──────── DATASET ENTRIES ────────
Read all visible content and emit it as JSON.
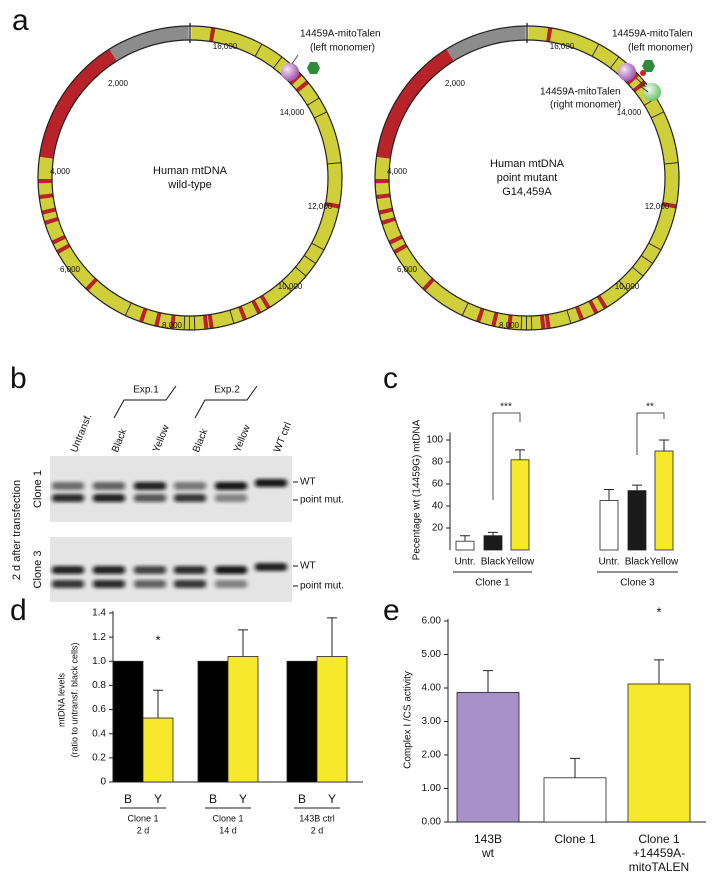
{
  "panel_labels": [
    "a",
    "b",
    "c",
    "d",
    "e"
  ],
  "panel_a": {
    "maps": [
      {
        "center_lines": [
          "Human mtDNA",
          "wild-type"
        ],
        "position_labels": [
          "16,000",
          "2,000",
          "4,000",
          "6,000",
          "8,000",
          "10,000",
          "12,000",
          "14,000"
        ],
        "annotations": [
          [
            "14459A-mitoTalen",
            "(left monomer)"
          ]
        ]
      },
      {
        "center_lines": [
          "Human mtDNA",
          "point mutant",
          "G14,459A"
        ],
        "position_labels": [
          "16,000",
          "2,000",
          "4,000",
          "6,000",
          "8,000",
          "10,000",
          "12,000",
          "14,000"
        ],
        "annotations": [
          [
            "14459A-mitoTalen",
            "(left monomer)"
          ],
          [
            "14459A-mitoTalen",
            "(right monomer)"
          ]
        ]
      }
    ]
  },
  "panel_b": {
    "lanes": [
      "Untransf.",
      "Black",
      "Yellow",
      "Black",
      "Yellow",
      "WT ctrl"
    ],
    "experiments": [
      "Exp.1",
      "Exp.2"
    ],
    "side_label": "2 d after transfection",
    "gels": [
      {
        "clone": "Clone 1",
        "bands": [
          "WT",
          "point mut."
        ]
      },
      {
        "clone": "Clone 3",
        "bands": [
          "WT",
          "point mut."
        ]
      }
    ]
  },
  "chart_data": [
    {
      "type": "bar",
      "y_label": "Pecentage wt (14459G) mtDNA",
      "categories": [
        "Untr.",
        "Black",
        "Yellow",
        "Untr.",
        "Black",
        "Yellow"
      ],
      "group_labels": [
        [
          "Clone 1"
        ],
        [
          "Clone 3"
        ]
      ],
      "values": [
        8,
        13,
        82,
        45,
        54,
        90
      ],
      "errors": [
        5,
        3,
        9,
        10,
        5,
        10
      ],
      "colors": [
        "#ffffff",
        "#1a1a1a",
        "#f7e82a",
        "#ffffff",
        "#1a1a1a",
        "#f7e82a"
      ],
      "ylim": [
        0,
        105
      ],
      "yticks": [
        20,
        40,
        60,
        80,
        100
      ],
      "annotations": [
        "***",
        "**"
      ]
    },
    {
      "type": "bar",
      "y_label": [
        "mtDNA levels",
        "(ratio to untransf. black cells)"
      ],
      "categories": [
        "B",
        "Y",
        "B",
        "Y",
        "B",
        "Y"
      ],
      "group_labels": [
        [
          "Clone 1",
          "2 d"
        ],
        [
          "Clone 1",
          "14 d"
        ],
        [
          "143B ctrl",
          "2 d"
        ]
      ],
      "values": [
        1.0,
        0.53,
        1.0,
        1.04,
        1.0,
        1.04
      ],
      "errors": [
        0,
        0.23,
        0,
        0.22,
        0,
        0.32
      ],
      "colors": [
        "#000000",
        "#f7e82a",
        "#000000",
        "#f7e82a",
        "#000000",
        "#f7e82a"
      ],
      "ylim": [
        0,
        1.4
      ],
      "yticks": [
        0,
        0.2,
        0.4,
        0.6,
        0.8,
        {
          "value": 1,
          "label": "1.0"
        },
        1.2,
        1.4
      ],
      "annotations": [
        "*"
      ]
    },
    {
      "type": "bar",
      "y_label": "Complex I /CS activity",
      "categories": [
        [
          "143B",
          "wt"
        ],
        [
          "Clone 1"
        ],
        [
          "Clone 1",
          "+14459A-",
          "mitoTALEN"
        ]
      ],
      "values": [
        3.87,
        1.32,
        4.12
      ],
      "errors": [
        0.65,
        0.58,
        0.72
      ],
      "colors": [
        "#a890c8",
        "#ffffff",
        "#f7e82a"
      ],
      "ylim": [
        0,
        6
      ],
      "yticks": [
        {
          "value": 0,
          "label": "0.00"
        },
        {
          "value": 1,
          "label": "1.00"
        },
        {
          "value": 2,
          "label": "2.00"
        },
        {
          "value": 3,
          "label": "3.00"
        },
        {
          "value": 4,
          "label": "4.00"
        },
        {
          "value": 5,
          "label": "5.00"
        },
        {
          "value": 6,
          "label": "6.00"
        }
      ],
      "annotations": [
        "*"
      ]
    }
  ]
}
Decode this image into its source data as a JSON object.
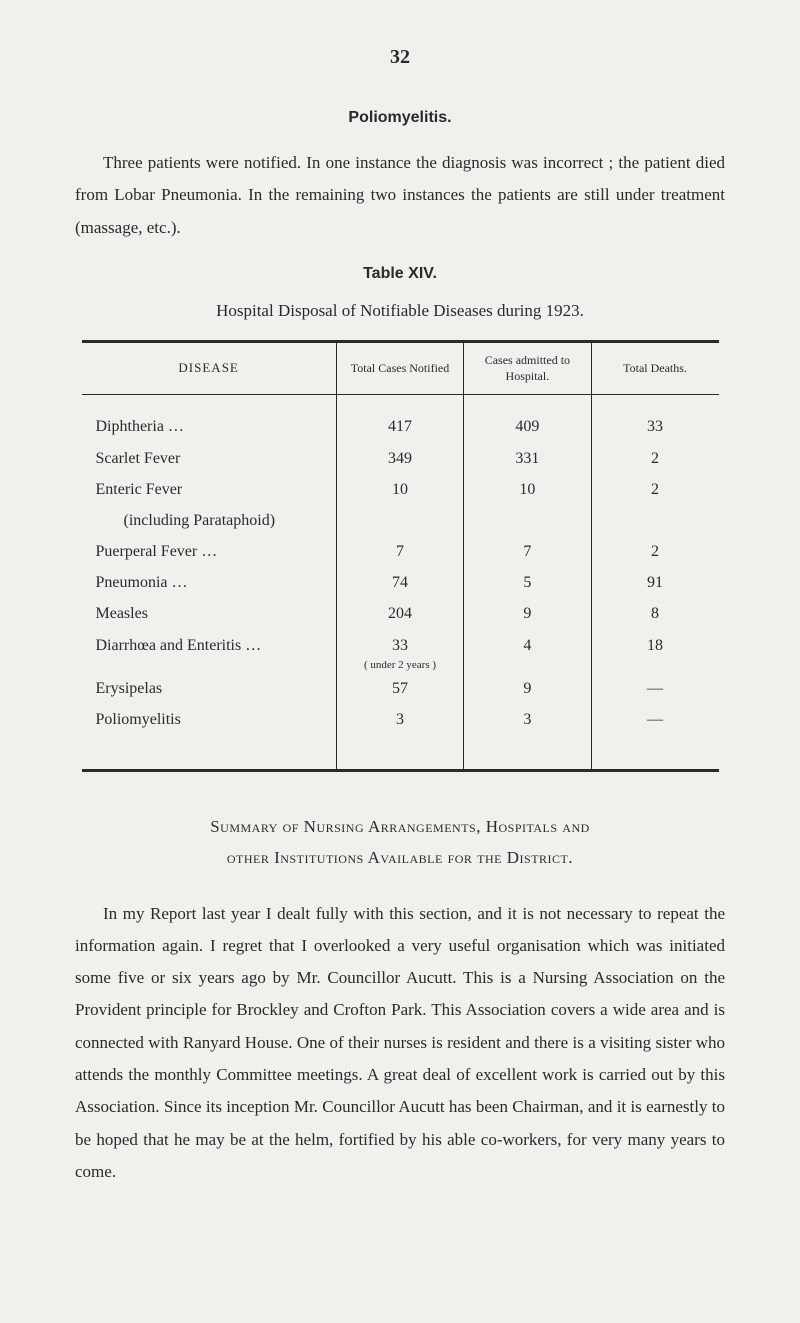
{
  "page_number": "32",
  "section1": {
    "heading": "Poliomyelitis.",
    "paragraph": "Three patients were notified. In one instance the diagnosis was incorrect ; the patient died from Lobar Pneumonia. In the remaining two instances the patients are still under treatment (massage, etc.)."
  },
  "table": {
    "number": "Table XIV.",
    "caption": "Hospital Disposal of Notifiable Diseases during 1923.",
    "headers": [
      "DISEASE",
      "Total Cases Notified",
      "Cases admitted to Hospital.",
      "Total Deaths."
    ],
    "rows": [
      {
        "disease": "Diphtheria …",
        "notified": "417",
        "admitted": "409",
        "deaths": "33"
      },
      {
        "disease": "Scarlet Fever",
        "notified": "349",
        "admitted": "331",
        "deaths": "2"
      },
      {
        "disease": "Enteric Fever",
        "notified": "10",
        "admitted": "10",
        "deaths": "2"
      },
      {
        "disease_sub": "(including Parataphoid)",
        "notified": "",
        "admitted": "",
        "deaths": ""
      },
      {
        "disease": "Puerperal Fever …",
        "notified": "7",
        "admitted": "7",
        "deaths": "2"
      },
      {
        "disease": "Pneumonia …",
        "notified": "74",
        "admitted": "5",
        "deaths": "91"
      },
      {
        "disease": "Measles",
        "notified": "204",
        "admitted": "9",
        "deaths": "8"
      },
      {
        "disease": "Diarrhœa and Enteritis …",
        "notified": "33",
        "sub_note": "( under 2 years )",
        "admitted": "4",
        "deaths": "18"
      },
      {
        "disease": "Erysipelas",
        "notified": "57",
        "admitted": "9",
        "deaths": "—"
      },
      {
        "disease": "Poliomyelitis",
        "notified": "3",
        "admitted": "3",
        "deaths": "—"
      }
    ],
    "colors": {
      "border": "#2a2a2a",
      "background": "#f0f0ed",
      "text": "#2a2a2a"
    },
    "header_fontsize": 12,
    "body_fontsize": 16
  },
  "section2": {
    "heading_line1": "Summary of Nursing Arrangements, Hospitals and",
    "heading_line2": "other Institutions Available for the District.",
    "paragraph": "In my Report last year I dealt fully with this section, and it is not necessary to repeat the information again. I regret that I overlooked a very useful organisation which was initiated some five or six years ago by Mr. Councillor Aucutt. This is a Nursing Association on the Provident principle for Brockley and Crofton Park. This Association covers a wide area and is connected with Ranyard House. One of their nurses is resident and there is a visiting sister who attends the monthly Committee meetings. A great deal of excellent work is carried out by this Association. Since its inception Mr. Councillor Aucutt has been Chairman, and it is earnestly to be hoped that he may be at the helm, fortified by his able co-workers, for very many years to come."
  }
}
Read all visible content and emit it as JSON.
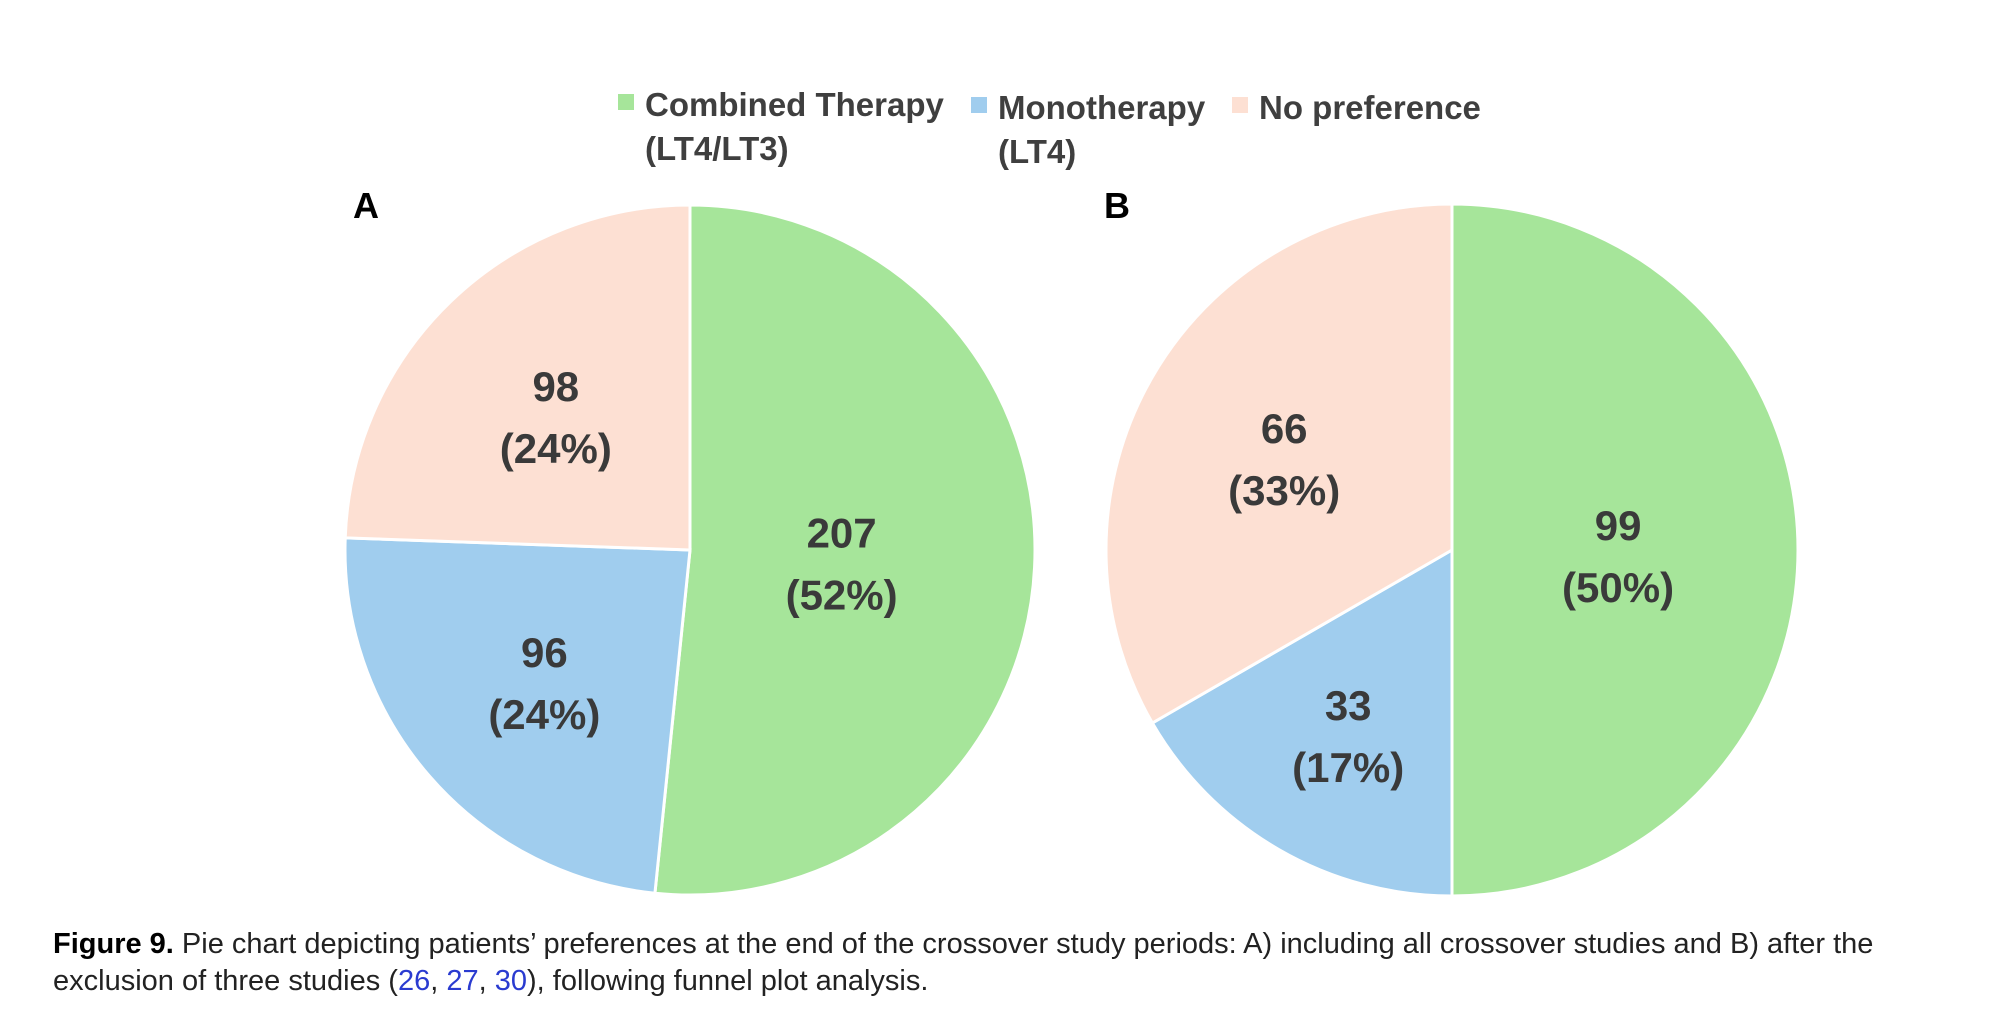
{
  "colors": {
    "combined": "#a6e59a",
    "mono": "#a0cdee",
    "nopref": "#fde0d3",
    "label_text": "#3a3a3a",
    "link": "#2a3bd0"
  },
  "chart_data": [
    {
      "type": "pie",
      "panel": "A",
      "labels": [
        "Combined Therapy (LT4/LT3)",
        "Monotherapy (LT4)",
        "No preference"
      ],
      "values": [
        207,
        96,
        98
      ],
      "percent_labels": [
        "(52%)",
        "(24%)",
        "(24%)"
      ],
      "colors": [
        "#a6e59a",
        "#a0cdee",
        "#fde0d3"
      ],
      "start": "12 o'clock",
      "direction": "clockwise"
    },
    {
      "type": "pie",
      "panel": "B",
      "labels": [
        "Combined Therapy (LT4/LT3)",
        "Monotherapy (LT4)",
        "No preference"
      ],
      "values": [
        99,
        33,
        66
      ],
      "percent_labels": [
        "(50%)",
        "(17%)",
        "(33%)"
      ],
      "colors": [
        "#a6e59a",
        "#a0cdee",
        "#fde0d3"
      ],
      "start": "12 o'clock",
      "direction": "clockwise"
    }
  ],
  "legend": {
    "placement": "top-center",
    "items": [
      {
        "line1": "Combined Therapy",
        "line2": "(LT4/LT3)",
        "color": "#a6e59a"
      },
      {
        "line1": "Monotherapy",
        "line2": "(LT4)",
        "color": "#a0cdee"
      },
      {
        "line1": "No preference",
        "line2": "",
        "color": "#fde0d3"
      }
    ]
  },
  "caption": {
    "label": "Figure 9.",
    "text_before": " Pie chart depicting patients’ preferences at the end of the crossover study periods: A) including all crossover studies and B) after the exclusion of three studies (",
    "ref1": "26",
    "sep1": ", ",
    "ref2": "27",
    "sep2": ", ",
    "ref3": "30",
    "text_after": "), following funnel plot analysis."
  }
}
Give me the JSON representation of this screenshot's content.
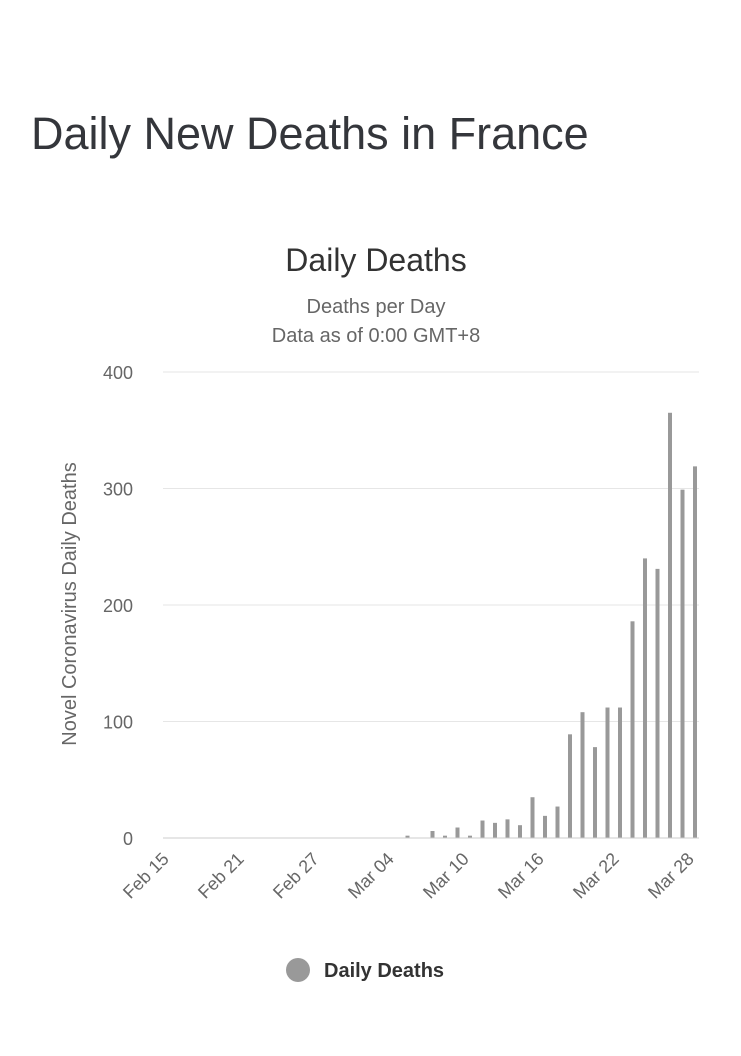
{
  "page": {
    "title": "Daily New Deaths in France"
  },
  "chart_data": {
    "type": "bar",
    "title": "Daily Deaths",
    "subtitle_lines": [
      "Deaths per Day",
      "Data as of 0:00 GMT+8"
    ],
    "ylabel": "Novel Coronavirus Daily Deaths",
    "xlabel": "",
    "ylim": [
      0,
      400
    ],
    "yticks": [
      0,
      100,
      200,
      300,
      400
    ],
    "grid": true,
    "legend_placement": "bottom-center",
    "bar_color": "#999999",
    "categories": [
      "Feb 15",
      "Feb 16",
      "Feb 17",
      "Feb 18",
      "Feb 19",
      "Feb 20",
      "Feb 21",
      "Feb 22",
      "Feb 23",
      "Feb 24",
      "Feb 25",
      "Feb 26",
      "Feb 27",
      "Feb 28",
      "Feb 29",
      "Mar 01",
      "Mar 02",
      "Mar 03",
      "Mar 04",
      "Mar 05",
      "Mar 06",
      "Mar 07",
      "Mar 08",
      "Mar 09",
      "Mar 10",
      "Mar 11",
      "Mar 12",
      "Mar 13",
      "Mar 14",
      "Mar 15",
      "Mar 16",
      "Mar 17",
      "Mar 18",
      "Mar 19",
      "Mar 20",
      "Mar 21",
      "Mar 22",
      "Mar 23",
      "Mar 24",
      "Mar 25",
      "Mar 26",
      "Mar 27",
      "Mar 28"
    ],
    "x_tick_labels": [
      "Feb 15",
      "Feb 21",
      "Feb 27",
      "Mar 04",
      "Mar 10",
      "Mar 16",
      "Mar 22",
      "Mar 28"
    ],
    "series": [
      {
        "name": "Daily Deaths",
        "values": [
          0,
          0,
          0,
          0,
          0,
          0,
          0,
          0,
          0,
          0,
          0,
          0,
          0,
          0,
          0,
          0,
          0,
          0,
          0,
          2,
          0,
          6,
          2,
          9,
          2,
          15,
          13,
          16,
          11,
          35,
          19,
          27,
          89,
          108,
          78,
          112,
          112,
          186,
          240,
          231,
          365,
          299,
          319
        ]
      }
    ]
  }
}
────────
• **WHAT THE EXERCISE ASKS**: Where a line of the data holds "under", show that line.

• **YOUR RESPONSE**:
    "paragraph": "Three patients were notified. In one instance the diagnosis was incorrect ; the patient died from Lobar Pneumonia. In the remaining two instances the patients are still under treatment (massage, etc.)."
        "sub_note": "( under 2 years )",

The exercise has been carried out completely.